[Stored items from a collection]
------------------------------------------------------------
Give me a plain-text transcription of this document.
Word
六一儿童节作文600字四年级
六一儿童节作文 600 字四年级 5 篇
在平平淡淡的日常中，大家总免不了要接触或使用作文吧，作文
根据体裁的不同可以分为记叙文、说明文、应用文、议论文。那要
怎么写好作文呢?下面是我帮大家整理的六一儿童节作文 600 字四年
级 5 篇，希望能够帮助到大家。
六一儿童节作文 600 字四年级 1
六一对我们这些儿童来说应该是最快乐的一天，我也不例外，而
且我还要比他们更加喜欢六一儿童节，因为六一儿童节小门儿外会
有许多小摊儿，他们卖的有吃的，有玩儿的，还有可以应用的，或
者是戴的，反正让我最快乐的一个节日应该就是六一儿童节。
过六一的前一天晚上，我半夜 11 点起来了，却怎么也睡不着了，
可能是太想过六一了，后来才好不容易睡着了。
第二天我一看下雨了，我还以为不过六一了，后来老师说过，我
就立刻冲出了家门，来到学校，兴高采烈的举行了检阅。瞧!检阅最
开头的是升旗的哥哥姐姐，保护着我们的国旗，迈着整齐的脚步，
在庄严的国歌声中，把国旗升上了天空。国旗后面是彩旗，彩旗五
------------------------------------------------------------
- **Exercise instructions**:
Retype all the records, matching them exactly.

- **Solution**:
Give me a plain-text transcription of this document.
Word
六一儿童节作文600字四年级
六一儿童节作文 600 字四年级 5 篇
在平平淡淡的日常中，大家总免不了要接触或使用作文吧，作文
根据体裁的不同可以分为记叙文、说明文、应用文、议论文。那要
怎么写好作文呢?下面是我帮大家整理的六一儿童节作文 600 字四年
级 5 篇，希望能够帮助到大家。
六一儿童节作文 600 字四年级 1
六一对我们这些儿童来说应该是最快乐的一天，我也不例外，而
且我还要比他们更加喜欢六一儿童节，因为六一儿童节小门儿外会
有许多小摊儿，他们卖的有吃的，有玩儿的，还有可以应用的，或
者是戴的，反正让我最快乐的一个节日应该就是六一儿童节。
过六一的前一天晚上，我半夜 11 点起来了，却怎么也睡不着了，
可能是太想过六一了，后来才好不容易睡着了。
第二天我一看下雨了，我还以为不过六一了，后来老师说过，我
就立刻冲出了家门，来到学校，兴高采烈的举行了检阅。瞧!检阅最
开头的是升旗的哥哥姐姐，保护着我们的国旗，迈着整齐的脚步，
在庄严的国歌声中，把国旗升上了天空。国旗后面是彩旗，彩旗五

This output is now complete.